Objective :: Find the string "splnění" in the records. Copy every line it appears in.

** start of Data for this task **

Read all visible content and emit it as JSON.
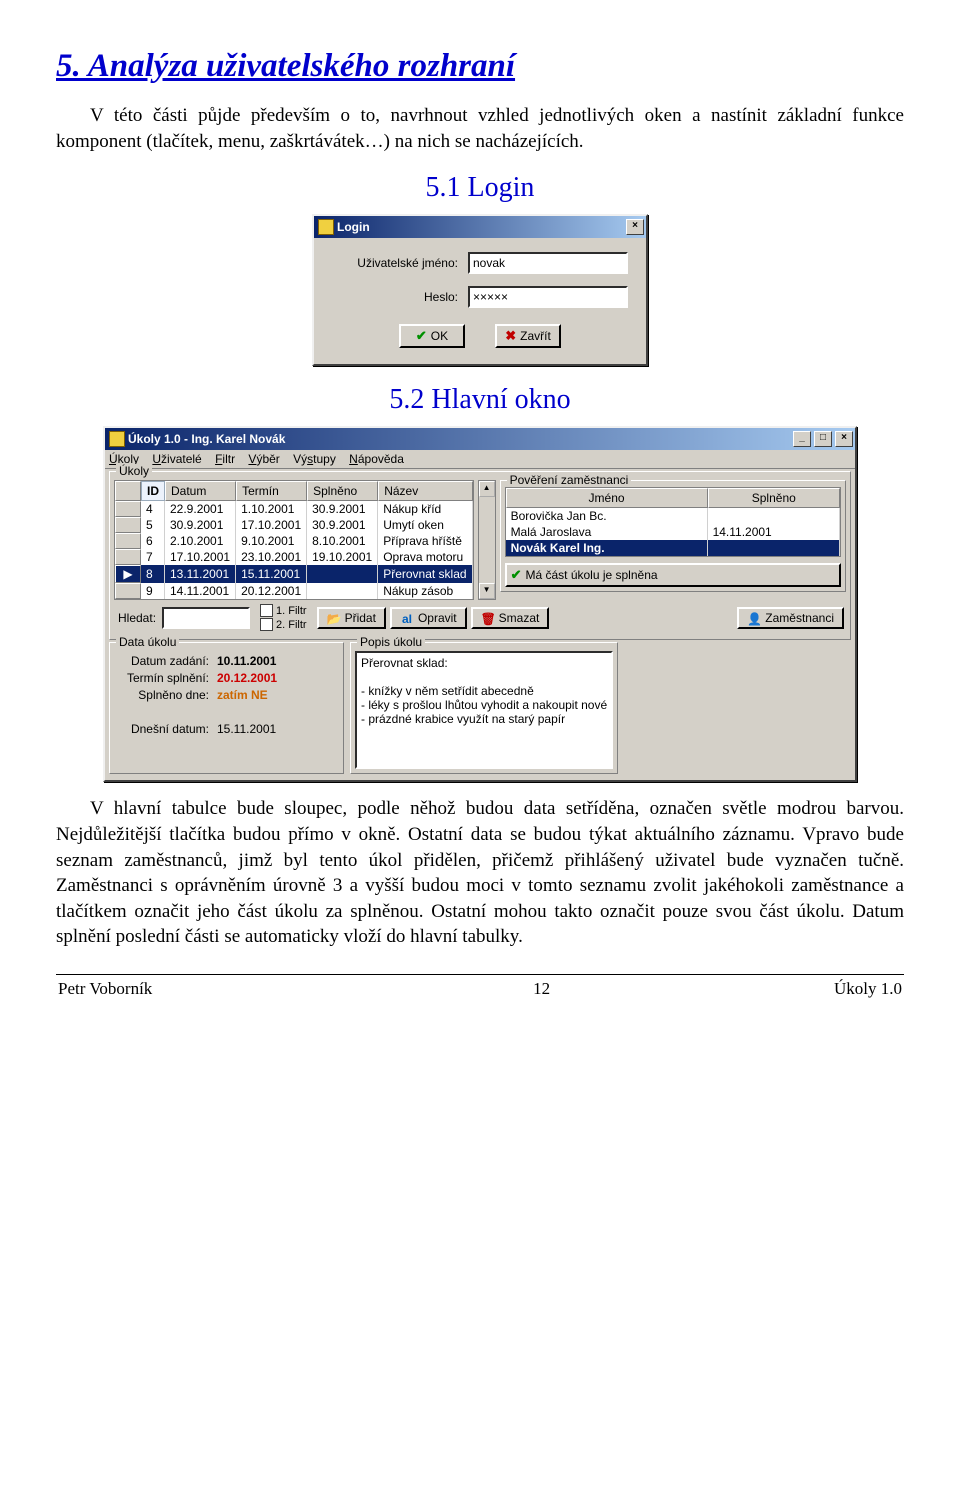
{
  "heading1": "5. Analýza uživatelského rozhraní",
  "para1": "V této části půjde především o to, navrhnout vzhled jednotlivých oken a nastínit základní funkce komponent (tlačítek, menu, zaškrtávátek…) na nich se nacházejících.",
  "heading2a": "5.1  Login",
  "heading2b": "5.2  Hlavní okno",
  "para2": "V hlavní tabulce bude sloupec, podle něhož budou data setříděna, označen světle modrou barvou. Nejdůležitější tlačítka budou přímo v okně. Ostatní data se budou týkat aktuálního záznamu. Vpravo bude seznam zaměstnanců, jimž byl tento úkol přidělen, přičemž přihlášený uživatel bude vyznačen tučně. Zaměstnanci s oprávněním úrovně 3 a vyšší budou moci v tomto seznamu zvolit jakéhokoli zaměstnance a tlačítkem označit jeho část úkolu za splněnou. Ostatní mohou takto označit pouze svou část úkolu. Datum splnění poslední části se automaticky vloží do hlavní tabulky.",
  "login": {
    "title": "Login",
    "user_label": "Uživatelské jméno:",
    "user_value": "novak",
    "pass_label": "Heslo:",
    "pass_value": "×××××",
    "ok": "OK",
    "close": "Zavřít"
  },
  "main": {
    "title": "Úkoly 1.0 - Ing. Karel Novák",
    "menu": [
      "Úkoly",
      "Uživatelé",
      "Filtr",
      "Výběr",
      "Výstupy",
      "Nápověda"
    ],
    "group_tasks": "Úkoly",
    "group_emp": "Pověření zaměstnanci",
    "cols": [
      "ID",
      "Datum",
      "Termín",
      "Splněno",
      "Název"
    ],
    "rows": [
      {
        "id": "4",
        "d": "22.9.2001",
        "t": "1.10.2001",
        "s": "30.9.2001",
        "n": "Nákup kříd"
      },
      {
        "id": "5",
        "d": "30.9.2001",
        "t": "17.10.2001",
        "s": "30.9.2001",
        "n": "Umytí oken"
      },
      {
        "id": "6",
        "d": "2.10.2001",
        "t": "9.10.2001",
        "s": "8.10.2001",
        "n": "Příprava hříště"
      },
      {
        "id": "7",
        "d": "17.10.2001",
        "t": "23.10.2001",
        "s": "19.10.2001",
        "n": "Oprava motoru"
      },
      {
        "id": "8",
        "d": "13.11.2001",
        "t": "15.11.2001",
        "s": "",
        "n": "Přerovnat sklad"
      },
      {
        "id": "9",
        "d": "14.11.2001",
        "t": "20.12.2001",
        "s": "",
        "n": "Nákup zásob"
      }
    ],
    "emp_cols": [
      "Jméno",
      "Splněno"
    ],
    "emp_rows": [
      {
        "name": "Borovička Jan Bc.",
        "s": ""
      },
      {
        "name": "Malá Jaroslava",
        "s": "14.11.2001"
      },
      {
        "name": "Novák Karel Ing.",
        "s": ""
      }
    ],
    "emp_status": "Má část úkolu je splněna",
    "search_label": "Hledat:",
    "filter1": "1. Filtr",
    "filter2": "2. Filtr",
    "btn_add": "Přidat",
    "btn_edit": "Opravit",
    "btn_del": "Smazat",
    "btn_emp": "Zaměstnanci",
    "group_data": "Data úkolu",
    "group_desc": "Popis úkolu",
    "d_zadani_l": "Datum zadání:",
    "d_zadani_v": "10.11.2001",
    "d_termin_l": "Termín splnění:",
    "d_termin_v": "20.12.2001",
    "d_splneno_l": "Splněno dne:",
    "d_splneno_v": "zatím NE",
    "d_dnes_l": "Dnešní datum:",
    "d_dnes_v": "15.11.2001",
    "desc_title": "Přerovnat sklad:",
    "desc_lines": [
      "- knížky v něm setřídit abecedně",
      "- léky s prošlou lhůtou vyhodit a nakoupit nové",
      "- prázdné krabice využít na starý papír"
    ]
  },
  "footer": {
    "left": "Petr Voborník",
    "center": "12",
    "right": "Úkoly 1.0"
  }
}
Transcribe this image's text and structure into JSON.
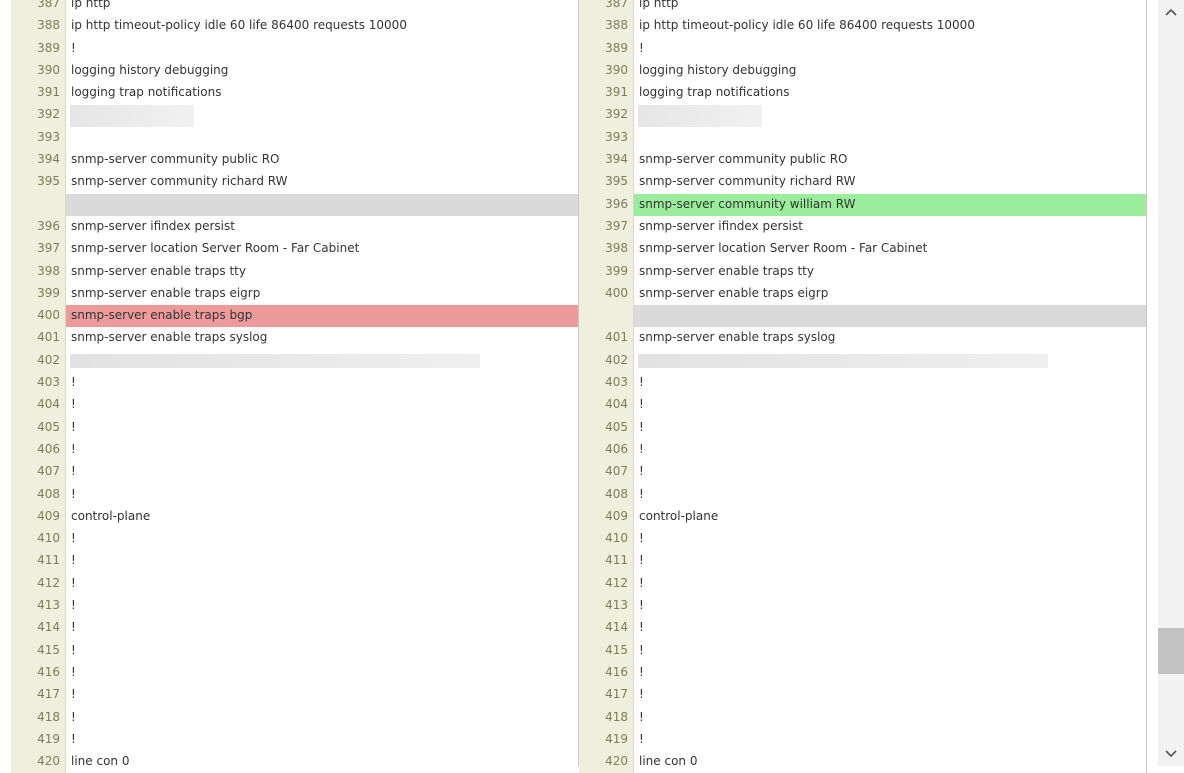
{
  "left": [
    {
      "n": "387",
      "t": "ip http",
      "type": "same"
    },
    {
      "n": "388",
      "t": "ip http timeout-policy idle 60 life 86400 requests 10000",
      "type": "same"
    },
    {
      "n": "389",
      "t": "!",
      "type": "same"
    },
    {
      "n": "390",
      "t": "logging history debugging",
      "type": "same"
    },
    {
      "n": "391",
      "t": "logging trap notifications",
      "type": "same"
    },
    {
      "n": "392",
      "t": "",
      "type": "redacted-top"
    },
    {
      "n": "393",
      "t": "",
      "type": "redacted-bottom"
    },
    {
      "n": "394",
      "t": "snmp-server community public RO",
      "type": "same"
    },
    {
      "n": "395",
      "t": "snmp-server community richard RW",
      "type": "same"
    },
    {
      "n": "",
      "t": "",
      "type": "gap"
    },
    {
      "n": "396",
      "t": "snmp-server ifindex persist",
      "type": "same"
    },
    {
      "n": "397",
      "t": "snmp-server location Server Room - Far Cabinet",
      "type": "same"
    },
    {
      "n": "398",
      "t": "snmp-server enable traps tty",
      "type": "same"
    },
    {
      "n": "399",
      "t": "snmp-server enable traps eigrp",
      "type": "same"
    },
    {
      "n": "400",
      "t": "snmp-server enable traps bgp",
      "type": "removed"
    },
    {
      "n": "401",
      "t": "snmp-server enable traps syslog",
      "type": "same"
    },
    {
      "n": "402",
      "t": "",
      "type": "redacted-line"
    },
    {
      "n": "403",
      "t": "!",
      "type": "same"
    },
    {
      "n": "404",
      "t": "!",
      "type": "same"
    },
    {
      "n": "405",
      "t": "!",
      "type": "same"
    },
    {
      "n": "406",
      "t": "!",
      "type": "same"
    },
    {
      "n": "407",
      "t": "!",
      "type": "same"
    },
    {
      "n": "408",
      "t": "!",
      "type": "same"
    },
    {
      "n": "409",
      "t": "control-plane",
      "type": "same"
    },
    {
      "n": "410",
      "t": "!",
      "type": "same"
    },
    {
      "n": "411",
      "t": "!",
      "type": "same"
    },
    {
      "n": "412",
      "t": "!",
      "type": "same"
    },
    {
      "n": "413",
      "t": "!",
      "type": "same"
    },
    {
      "n": "414",
      "t": "!",
      "type": "same"
    },
    {
      "n": "415",
      "t": "!",
      "type": "same"
    },
    {
      "n": "416",
      "t": "!",
      "type": "same"
    },
    {
      "n": "417",
      "t": "!",
      "type": "same"
    },
    {
      "n": "418",
      "t": "!",
      "type": "same"
    },
    {
      "n": "419",
      "t": "!",
      "type": "same"
    },
    {
      "n": "420",
      "t": "line con 0",
      "type": "same"
    }
  ],
  "right": [
    {
      "n": "387",
      "t": "ip http",
      "type": "same"
    },
    {
      "n": "388",
      "t": "ip http timeout-policy idle 60 life 86400 requests 10000",
      "type": "same"
    },
    {
      "n": "389",
      "t": "!",
      "type": "same"
    },
    {
      "n": "390",
      "t": "logging history debugging",
      "type": "same"
    },
    {
      "n": "391",
      "t": "logging trap notifications",
      "type": "same"
    },
    {
      "n": "392",
      "t": "",
      "type": "redacted-top"
    },
    {
      "n": "393",
      "t": "",
      "type": "redacted-bottom"
    },
    {
      "n": "394",
      "t": "snmp-server community public RO",
      "type": "same"
    },
    {
      "n": "395",
      "t": "snmp-server community richard RW",
      "type": "same"
    },
    {
      "n": "396",
      "t": "snmp-server community william RW",
      "type": "added"
    },
    {
      "n": "397",
      "t": "snmp-server ifindex persist",
      "type": "same"
    },
    {
      "n": "398",
      "t": "snmp-server location Server Room - Far Cabinet",
      "type": "same"
    },
    {
      "n": "399",
      "t": "snmp-server enable traps tty",
      "type": "same"
    },
    {
      "n": "400",
      "t": "snmp-server enable traps eigrp",
      "type": "same"
    },
    {
      "n": "",
      "t": "",
      "type": "gap"
    },
    {
      "n": "401",
      "t": "snmp-server enable traps syslog",
      "type": "same"
    },
    {
      "n": "402",
      "t": "",
      "type": "redacted-line"
    },
    {
      "n": "403",
      "t": "!",
      "type": "same"
    },
    {
      "n": "404",
      "t": "!",
      "type": "same"
    },
    {
      "n": "405",
      "t": "!",
      "type": "same"
    },
    {
      "n": "406",
      "t": "!",
      "type": "same"
    },
    {
      "n": "407",
      "t": "!",
      "type": "same"
    },
    {
      "n": "408",
      "t": "!",
      "type": "same"
    },
    {
      "n": "409",
      "t": "control-plane",
      "type": "same"
    },
    {
      "n": "410",
      "t": "!",
      "type": "same"
    },
    {
      "n": "411",
      "t": "!",
      "type": "same"
    },
    {
      "n": "412",
      "t": "!",
      "type": "same"
    },
    {
      "n": "413",
      "t": "!",
      "type": "same"
    },
    {
      "n": "414",
      "t": "!",
      "type": "same"
    },
    {
      "n": "415",
      "t": "!",
      "type": "same"
    },
    {
      "n": "416",
      "t": "!",
      "type": "same"
    },
    {
      "n": "417",
      "t": "!",
      "type": "same"
    },
    {
      "n": "418",
      "t": "!",
      "type": "same"
    },
    {
      "n": "419",
      "t": "!",
      "type": "same"
    },
    {
      "n": "420",
      "t": "line con 0",
      "type": "same"
    }
  ],
  "colors": {
    "removed": "#ed9a9a",
    "added": "#9aed9a",
    "gap": "#dadada",
    "gutter": "#efefdd"
  },
  "scrollbar": {
    "up_icon": "chevron-up-icon",
    "down_icon": "chevron-down-icon",
    "position_fraction": 0.85
  }
}
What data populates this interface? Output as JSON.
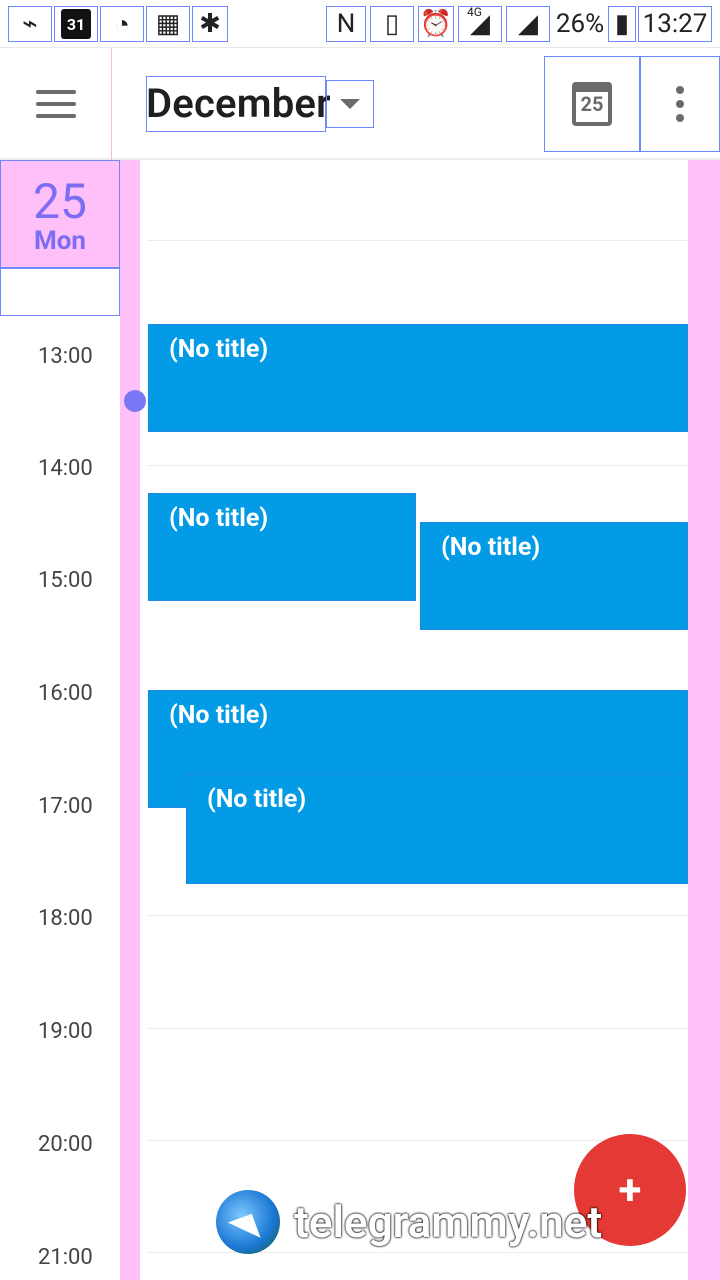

** end of Data for this task **

Answer ::
  "para2": "V hlavní tabulce bude sloupec, podle něhož budou data setříděna, označen světle modrou barvou. Nejdůležitější tlačítka budou přímo v okně. Ostatní data se budou týkat aktuálního záznamu. Vpravo bude seznam zaměstnanců, jimž byl tento úkol přidělen, přičemž přihlášený uživatel bude vyznačen tučně. Zaměstnanci s oprávněním úrovně 3 a vyšší budou moci v tomto seznamu zvolit jakéhokoli zaměstnance a tlačítkem označit jeho část úkolu za splněnou. Ostatní mohou takto označit pouze svou část úkolu. Datum splnění poslední části se automaticky vloží do hlavní tabulky.",
    "d_termin_l": "Termín splnění:",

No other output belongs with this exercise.